• [Short task]:
Determine how many lines include the string "caractéristique". Output that number only.

• [Saved data entries]:
★ ★ ★ ★

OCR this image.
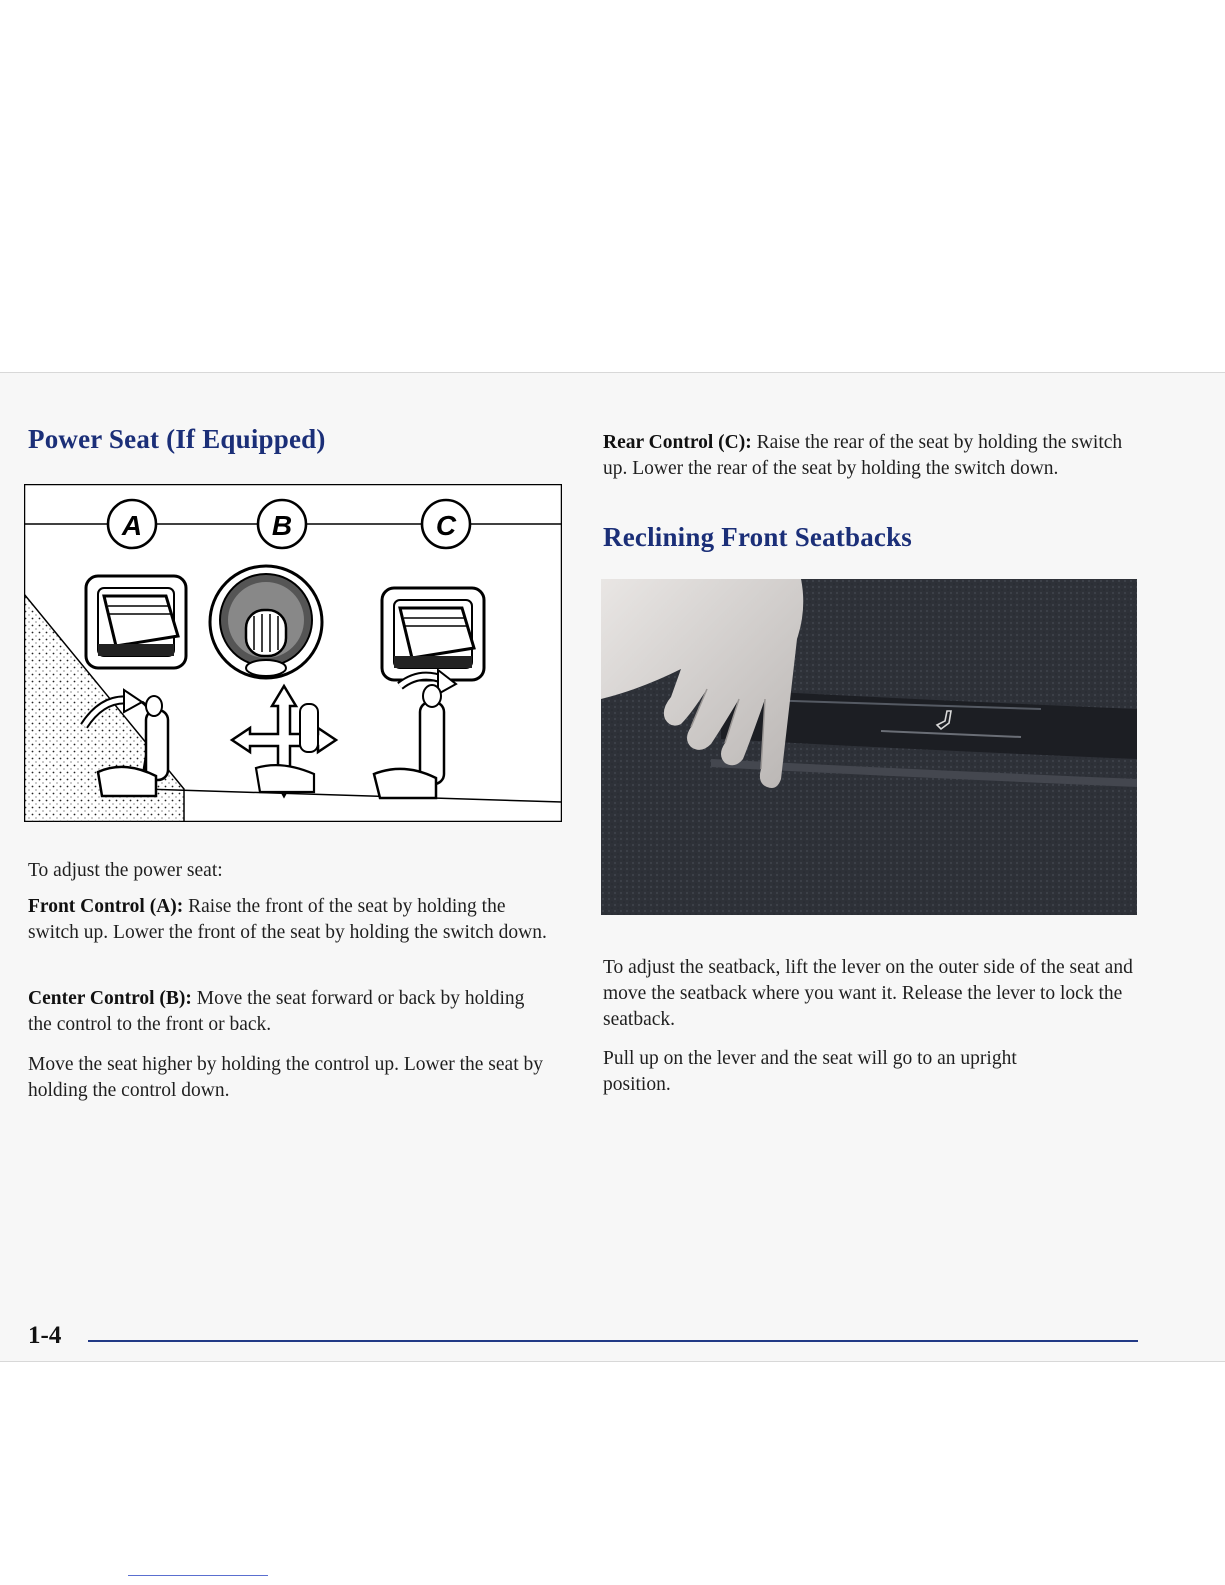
Power Seat (If Equipped)
A	B	C

To adjust the power seat:

Front Control (A): Raise the front of the seat by holding the switch up. Lower the front of the seat by holding the switch down.

Center Control (B): Move the seat forward or back by holding the control to the front or back.

Move the seat higher by holding the control up. Lower the seat by holding the control down.

Rear Control (C): Raise the rear of the seat by holding the switch up. Lower the rear of the seat by holding the switch down.

Reclining Front Seatbacks

To adjust the seatback, lift the lever on the outer side of the seat and move the seatback where you want it. Release the lever to lock the seatback.

Pull up on the lever and the seat will go to an upright position.

1-4
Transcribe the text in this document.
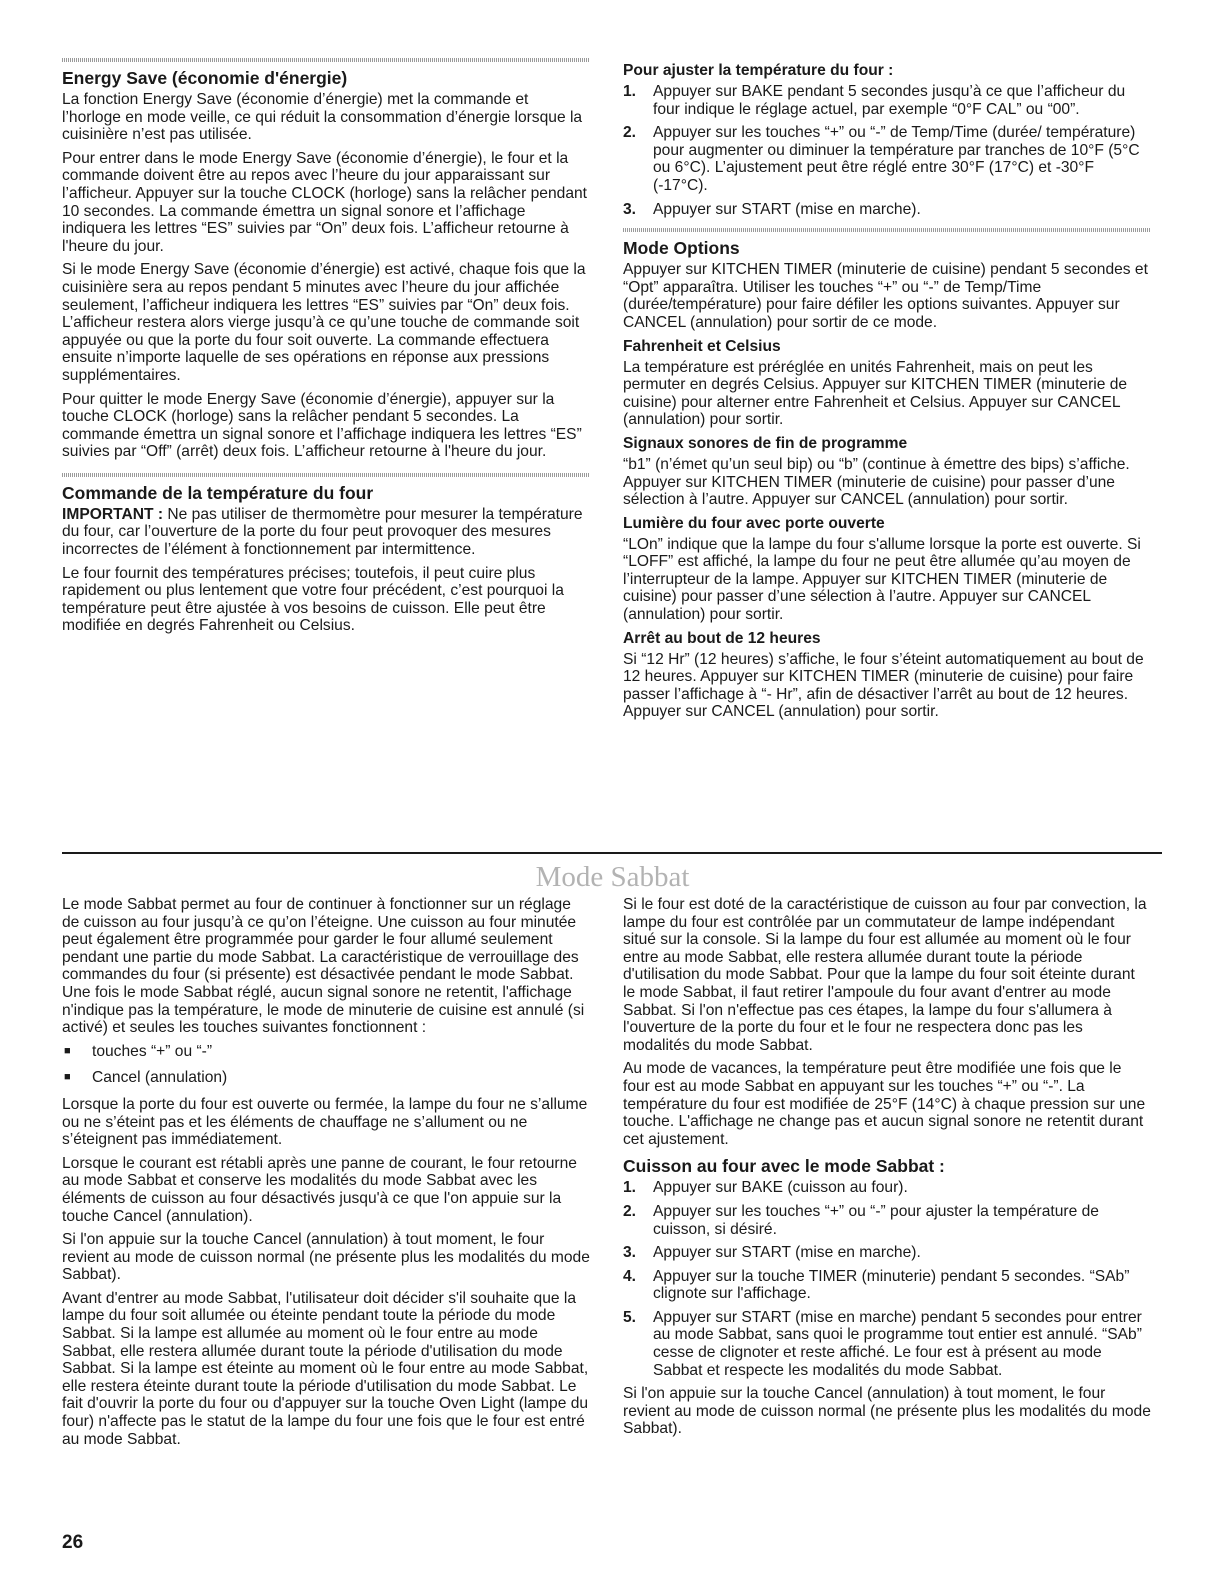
Energy Save (économie d'énergie)

La fonction Energy Save (économie d’énergie) met la commande et l’horloge en mode veille, ce qui réduit la consommation d’énergie lorsque la cuisinière n’est pas utilisée.

Pour entrer dans le mode Energy Save (économie d’énergie), le four et la commande doivent être au repos avec l’heure du jour apparaissant sur l’afficheur. Appuyer sur la touche CLOCK (horloge) sans la relâcher pendant 10 secondes. La commande émettra un signal sonore et l’affichage indiquera les lettres “ES” suivies par “On” deux fois. L’afficheur retourne à l'heure du jour.

Si le mode Energy Save (économie d’énergie) est activé, chaque fois que la cuisinière sera au repos pendant 5 minutes avec l’heure du jour affichée seulement, l’afficheur indiquera les lettres “ES” suivies par “On” deux fois. L’afficheur restera alors vierge jusqu’à ce qu’une touche de commande soit appuyée ou que la porte du four soit ouverte. La commande effectuera ensuite n’importe laquelle de ses opérations en réponse aux pressions supplémentaires.

Pour quitter le mode Energy Save (économie d’énergie), appuyer sur la touche CLOCK (horloge) sans la relâcher pendant 5 secondes. La commande émettra un signal sonore et l’affichage indiquera les lettres “ES” suivies par “Off” (arrêt) deux fois. L’afficheur retourne à l'heure du jour.

Commande de la température du four

IMPORTANT : Ne pas utiliser de thermomètre pour mesurer la température du four, car l’ouverture de la porte du four peut provoquer des mesures incorrectes de l’élément à fonctionnement par intermittence.

Le four fournit des températures précises; toutefois, il peut cuire plus rapidement ou plus lentement que votre four précédent, c’est pourquoi la température peut être ajustée à vos besoins de cuisson. Elle peut être modifiée en degrés Fahrenheit ou Celsius.

Pour ajuster la température du four :
1. Appuyer sur BAKE pendant 5 secondes jusqu’à ce que l’afficheur du four indique le réglage actuel, par exemple “0°F CAL” ou “00”.
2. Appuyer sur les touches “+” ou “-” de Temp/Time (durée/ température) pour augmenter ou diminuer la température par tranches de 10°F (5°C ou 6°C). L’ajustement peut être réglé entre 30°F (17°C) et -30°F (-17°C).
3. Appuyer sur START (mise en marche).
Mode Options

Appuyer sur KITCHEN TIMER (minuterie de cuisine) pendant 5 secondes et “Opt” apparaîtra. Utiliser les touches “+” ou “-” de Temp/Time (durée/température) pour faire défiler les options suivantes. Appuyer sur CANCEL (annulation) pour sortir de ce mode.

Fahrenheit et Celsius

La température est préréglée en unités Fahrenheit, mais on peut les permuter en degrés Celsius. Appuyer sur KITCHEN TIMER (minuterie de cuisine) pour alterner entre Fahrenheit et Celsius. Appuyer sur CANCEL (annulation) pour sortir.

Signaux sonores de fin de programme

“b1” (n’émet qu’un seul bip) ou “b” (continue à émettre des bips) s’affiche. Appuyer sur KITCHEN TIMER (minuterie de cuisine) pour passer d’une sélection à l’autre. Appuyer sur CANCEL (annulation) pour sortir.

Lumière du four avec porte ouverte

“LOn” indique que la lampe du four s'allume lorsque la porte est ouverte. Si “LOFF” est affiché, la lampe du four ne peut être allumée qu’au moyen de l’interrupteur de la lampe. Appuyer sur KITCHEN TIMER (minuterie de cuisine) pour passer d’une sélection à l’autre. Appuyer sur CANCEL (annulation) pour sortir.

Arrêt au bout de 12 heures

Si “12 Hr” (12 heures) s’affiche, le four s’éteint automatiquement au bout de 12 heures. Appuyer sur KITCHEN TIMER (minuterie de cuisine) pour faire passer l’affichage à “- Hr”, afin de désactiver l’arrêt au bout de 12 heures. Appuyer sur CANCEL (annulation) pour sortir.

Mode Sabbat

Le mode Sabbat permet au four de continuer à fonctionner sur un réglage de cuisson au four jusqu’à ce qu’on l’éteigne. Une cuisson au four minutée peut également être programmée pour garder le four allumé seulement pendant une partie du mode Sabbat. La caractéristique de verrouillage des commandes du four (si présente) est désactivée pendant le mode Sabbat. Une fois le mode Sabbat réglé, aucun signal sonore ne retentit, l'affichage n'indique pas la température, le mode de minuterie de cuisine est annulé (si activé) et seules les touches suivantes fonctionnent :

■ touches “+” ou “-”
■ Cancel (annulation)

Lorsque la porte du four est ouverte ou fermée, la lampe du four ne s’allume ou ne s’éteint pas et les éléments de chauffage ne s’allument ou ne s’éteignent pas immédiatement.

Lorsque le courant est rétabli après une panne de courant, le four retourne au mode Sabbat et conserve les modalités du mode Sabbat avec les éléments de cuisson au four désactivés jusqu'à ce que l'on appuie sur la touche Cancel (annulation).

Si l'on appuie sur la touche Cancel (annulation) à tout moment, le four revient au mode de cuisson normal (ne présente plus les modalités du mode Sabbat).

Avant d'entrer au mode Sabbat, l'utilisateur doit décider s'il souhaite que la lampe du four soit allumée ou éteinte pendant toute la période du mode Sabbat. Si la lampe est allumée au moment où le four entre au mode Sabbat, elle restera allumée durant toute la période d'utilisation du mode Sabbat. Si la lampe est éteinte au moment où le four entre au mode Sabbat, elle restera éteinte durant toute la période d'utilisation du mode Sabbat. Le fait d'ouvrir la porte du four ou d'appuyer sur la touche Oven Light (lampe du four) n'affecte pas le statut de la lampe du four une fois que le four est entré au mode Sabbat.

Si le four est doté de la caractéristique de cuisson au four par convection, la lampe du four est contrôlée par un commutateur de lampe indépendant situé sur la console. Si la lampe du four est allumée au moment où le four entre au mode Sabbat, elle restera allumée durant toute la période d'utilisation du mode Sabbat. Pour que la lampe du four soit éteinte durant le mode Sabbat, il faut retirer l'ampoule du four avant d'entrer au mode Sabbat. Si l'on n'effectue pas ces étapes, la lampe du four s'allumera à l'ouverture de la porte du four et le four ne respectera donc pas les modalités du mode Sabbat.

Au mode de vacances, la température peut être modifiée une fois que le four est au mode Sabbat en appuyant sur les touches “+” ou “-”. La température du four est modifiée de 25°F (14°C) à chaque pression sur une touche. L'affichage ne change pas et aucun signal sonore ne retentit durant cet ajustement.

Cuisson au four avec le mode Sabbat :
1. Appuyer sur BAKE (cuisson au four).
2. Appuyer sur les touches “+” ou “-” pour ajuster la température de cuisson, si désiré.
3. Appuyer sur START (mise en marche).
4. Appuyer sur la touche TIMER (minuterie) pendant 5 secondes. “SAb” clignote sur l'affichage.
5. Appuyer sur START (mise en marche) pendant 5 secondes pour entrer au mode Sabbat, sans quoi le programme tout entier est annulé. “SAb” cesse de clignoter et reste affiché. Le four est à présent au mode Sabbat et respecte les modalités du mode Sabbat.

Si l'on appuie sur la touche Cancel (annulation) à tout moment, le four revient au mode de cuisson normal (ne présente plus les modalités du mode Sabbat).

26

★ ★ ★ ★

• [The answer]:
2